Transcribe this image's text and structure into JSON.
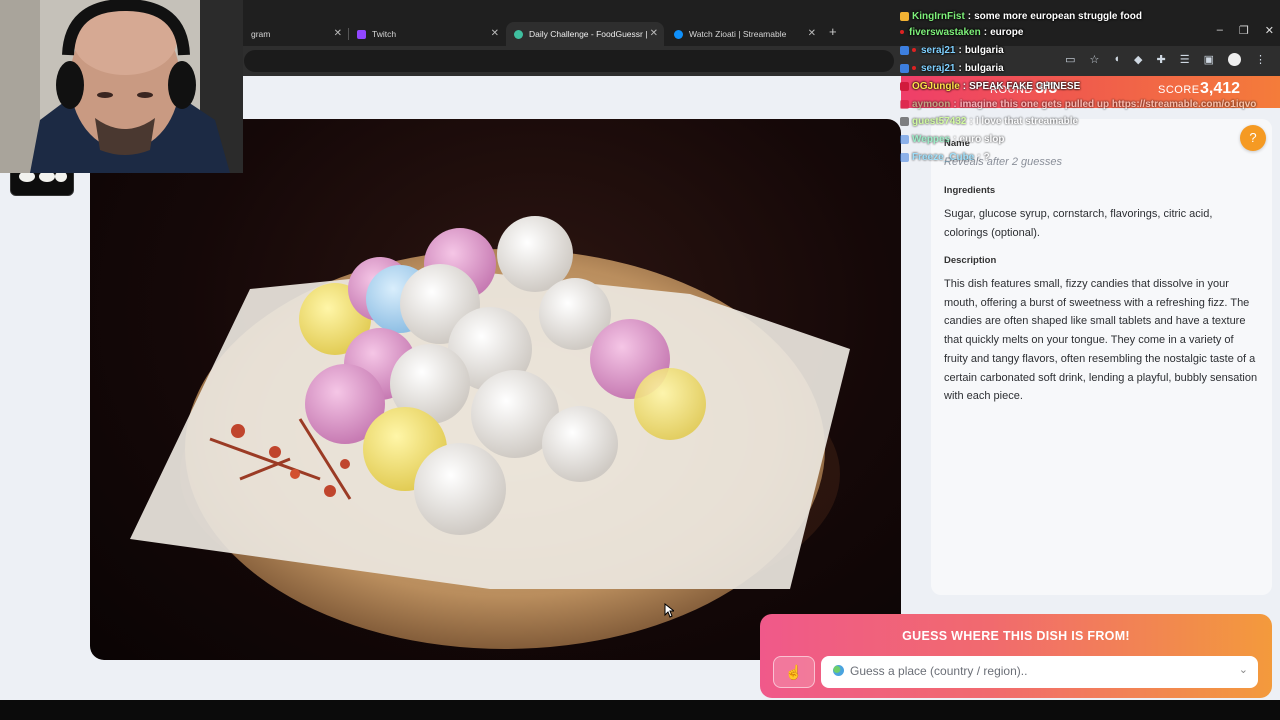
{
  "browser": {
    "tabs": [
      {
        "label": "gram",
        "icon": "instagram-icon"
      },
      {
        "label": "Twitch",
        "icon": "twitch-icon",
        "color": "#9146ff"
      },
      {
        "label": "Daily Challenge - FoodGuessr |",
        "icon": "foodguessr-icon",
        "color": "#3fbf9f",
        "active": true
      },
      {
        "label": "Watch Zioati | Streamable",
        "icon": "streamable-icon",
        "color": "#0f90fa"
      }
    ],
    "new_tab": "+",
    "window_controls": [
      "–",
      "❐",
      "✕"
    ]
  },
  "game": {
    "round_label": "ROUND",
    "round_value": "3/3",
    "score_label": "SCORE",
    "score_value": "3,412",
    "help_icon": "?",
    "name_heading": "Name",
    "name_hint": "Reveals after 2 guesses",
    "ingredients_heading": "Ingredients",
    "ingredients_text": "Sugar, glucose syrup, cornstarch, flavorings, citric acid, colorings (optional).",
    "description_heading": "Description",
    "description_text": "This dish features small, fizzy candies that dissolve in your mouth, offering a burst of sweetness with a refreshing fizz. The candies are often shaped like small tablets and have a texture that quickly melts on your tongue. They come in a variety of fruity and tangy flavors, often resembling the nostalgic taste of a certain carbonated soft drink, lending a playful, bubbly sensation with each piece.",
    "guess_title": "GUESS WHERE THIS DISH IS FROM!",
    "hint_icon": "hand-icon",
    "guess_placeholder": "Guess a place (country / region)..",
    "accent": "#f16a6e"
  },
  "chat": [
    {
      "user": "KingIrnFist",
      "text": "some more european struggle food",
      "user_color": "#7ef07a"
    },
    {
      "user": "fiverswastaken",
      "text": "europe",
      "user_color": "#7ef07a"
    },
    {
      "user": "seraj21",
      "text": "bulgaria",
      "user_color": "#7fd0ff"
    },
    {
      "user": "seraj21",
      "text": "bulgaria",
      "user_color": "#7fd0ff"
    },
    {
      "user": "OGJungle",
      "text": "SPEAK FAKE CHINESE",
      "user_color": "#ffe14a"
    },
    {
      "user": "aymoon",
      "text": "imagine this one gets pulled up https://streamable.com/o1iqvo",
      "user_color": "#9ff09a"
    },
    {
      "user": "guest57432",
      "text": "I love that streamable",
      "user_color": "#b6ff5a"
    },
    {
      "user": "Weppes",
      "text": "euro slop",
      "user_color": "#56e8a0"
    },
    {
      "user": "Freeze_Cube",
      "text": "?",
      "user_color": "#5ad0ff"
    }
  ]
}
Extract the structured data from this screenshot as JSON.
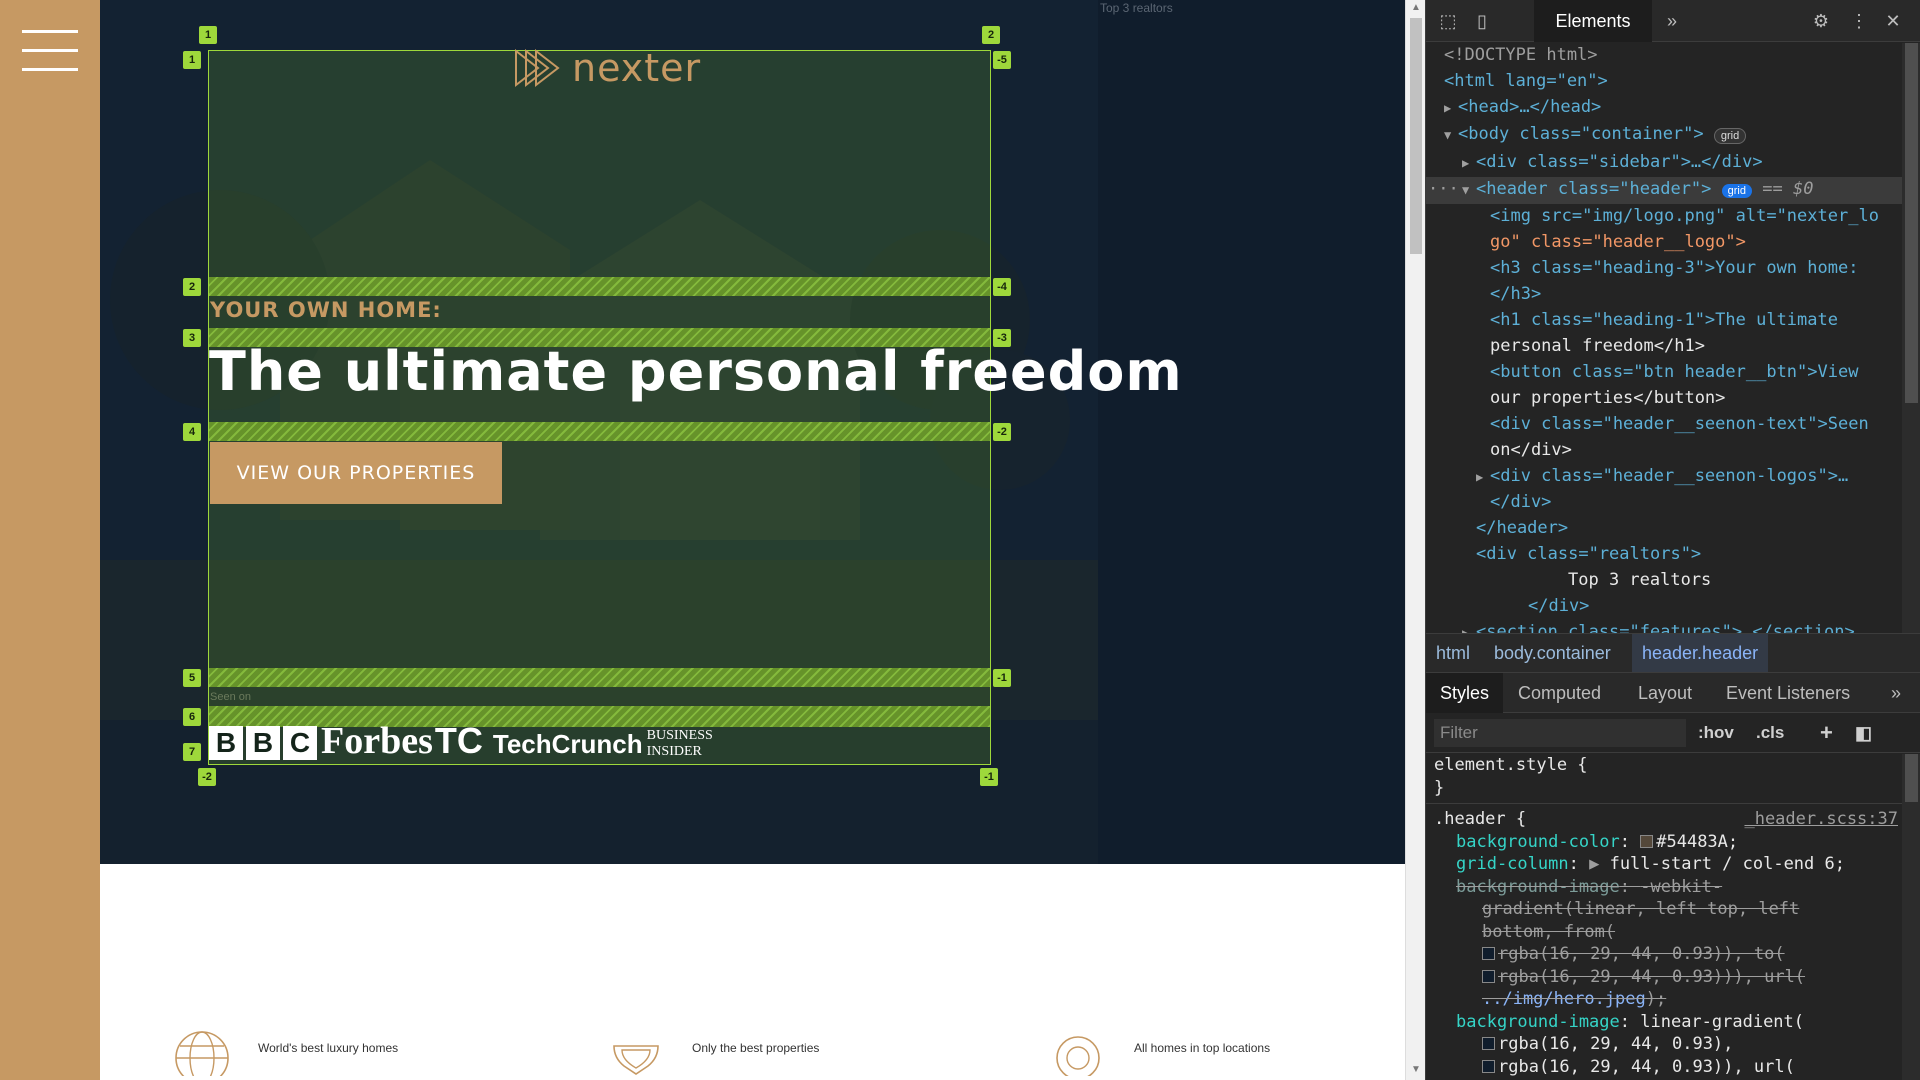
{
  "page": {
    "logo_text": "nexter",
    "heading3": "YOUR OWN HOME:",
    "heading1": "The ultimate personal freedom",
    "cta_label": "VIEW OUR PROPERTIES",
    "seen_on": "Seen on",
    "press_logos": {
      "bbc": [
        "B",
        "B",
        "C"
      ],
      "forbes": "Forbes",
      "tc_mark": "TC",
      "techcrunch": "TechCrunch",
      "bi_line1": "Business",
      "bi_line2": "Insider"
    },
    "realtors_text": "Top 3 realtors",
    "features": [
      {
        "icon": "globe-icon",
        "label": "World's best luxury homes"
      },
      {
        "icon": "trophy-icon",
        "label": "Only the best properties"
      },
      {
        "icon": "map-pin-icon",
        "label": "All homes in top locations"
      }
    ],
    "grid_badges": {
      "top": [
        "1",
        "2"
      ],
      "left": [
        "1",
        "2",
        "3",
        "4",
        "5",
        "6",
        "7"
      ],
      "right": [
        "-5",
        "-4",
        "-3",
        "-2",
        "-1"
      ],
      "bottom": [
        "-2",
        "-1"
      ]
    },
    "colors": {
      "sidebar": "#c69963",
      "header_bg": "#54483A",
      "overlay": "#101d2c",
      "grid_lines": "#9ed83b"
    }
  },
  "devtools": {
    "active_tab": "Elements",
    "dom": {
      "doctype": "<!DOCTYPE html>",
      "html_open": "<html lang=\"en\">",
      "head": "<head>…</head>",
      "body_open": "<body class=\"container\">",
      "body_badge": "grid",
      "sidebar": "<div class=\"sidebar\">…</div>",
      "header_open": "<header class=\"header\">",
      "header_badge": "grid",
      "header_ref": "== $0",
      "img_line1": "<img src=\"img/logo.png\" alt=\"nexter_lo",
      "img_line2": "go\" class=\"header__logo\">",
      "h3_line1": "<h3 class=\"heading-3\">Your own home:",
      "h3_line2": "</h3>",
      "h1_line1": "<h1 class=\"heading-1\">The ultimate",
      "h1_line2": "personal freedom</h1>",
      "btn_line1": "<button class=\"btn header__btn\">View",
      "btn_line2": "our properties</button>",
      "seenon_line1": "<div class=\"header__seenon-text\">Seen",
      "seenon_line2": "on</div>",
      "logos_line": "<div class=\"header__seenon-logos\">…",
      "div_close": "</div>",
      "header_close": "</header>",
      "realtors_open": "<div class=\"realtors\">",
      "realtors_text": "Top 3 realtors",
      "realtors_close": "</div>",
      "section_line": "<section class=\"features\">…</section>"
    },
    "breadcrumbs": [
      "html",
      "body.container",
      "header.header"
    ],
    "panel_tabs": [
      "Styles",
      "Computed",
      "Layout",
      "Event Listeners"
    ],
    "filter_placeholder": "Filter",
    "filter_buttons": [
      ":hov",
      ".cls"
    ],
    "styles": {
      "element_style_open": "element.style {",
      "element_style_close": "}",
      "header_selector": ".header {",
      "header_source": "_header.scss:37",
      "bg_color_prop": "background-color",
      "bg_color_val": "#54483A;",
      "grid_col_prop": "grid-column",
      "grid_col_val": "full-start / col-end 6;",
      "bgimg_prop_struck": "background-image",
      "bgimg_val_struck1": "-webkit-",
      "bgimg_val_struck2": "gradient(linear, left top, left",
      "bgimg_val_struck3": "bottom, from(",
      "bgimg_val_struck4": "rgba(16, 29, 44, 0.93)), to(",
      "bgimg_val_struck5": "rgba(16, 29, 44, 0.93))), url(",
      "bgimg_val_struck6": "../img/hero.jpeg",
      "bgimg_val_struck6_end": ");",
      "bgimg_prop": "background-image",
      "bgimg_val1": "linear-gradient(",
      "bgimg_val2": "rgba(16, 29, 44, 0.93),",
      "bgimg_val3": "rgba(16, 29, 44, 0.93)), url("
    }
  }
}
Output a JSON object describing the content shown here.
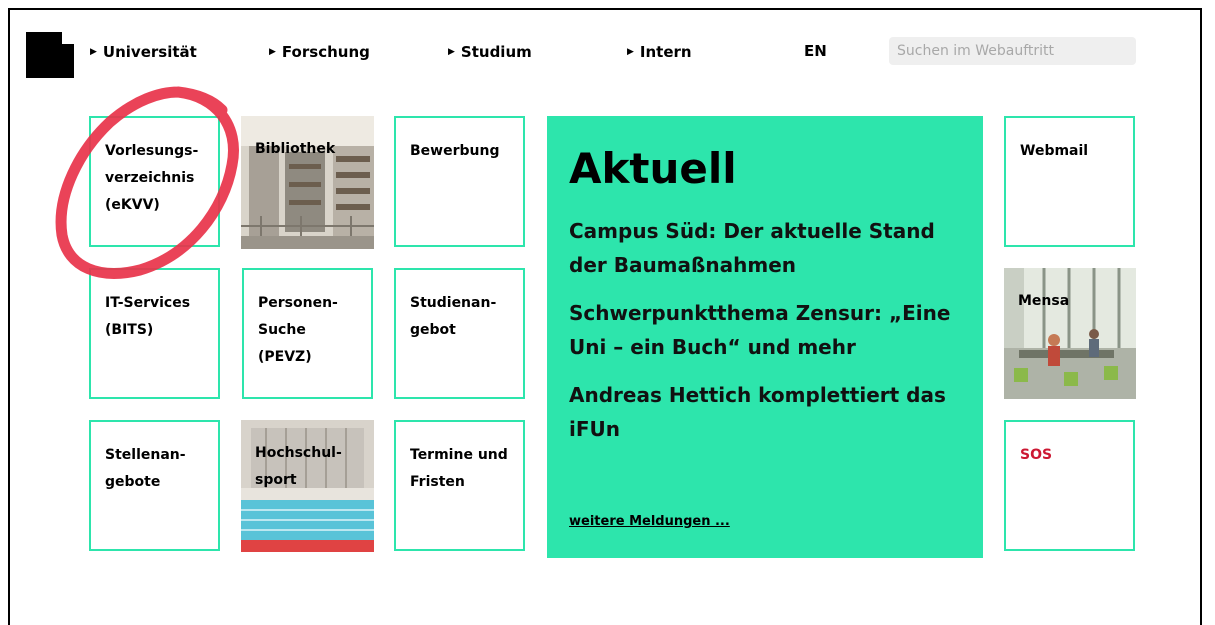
= = =
TASK DESCRIPTION:
Examine the records and pull out every line where the string "sidebar" occurs.

OUTPUT OF THE TASK:
      "sidebar": "#c69963",
      "sidebar": "<div class=\"sidebar\">…</div>",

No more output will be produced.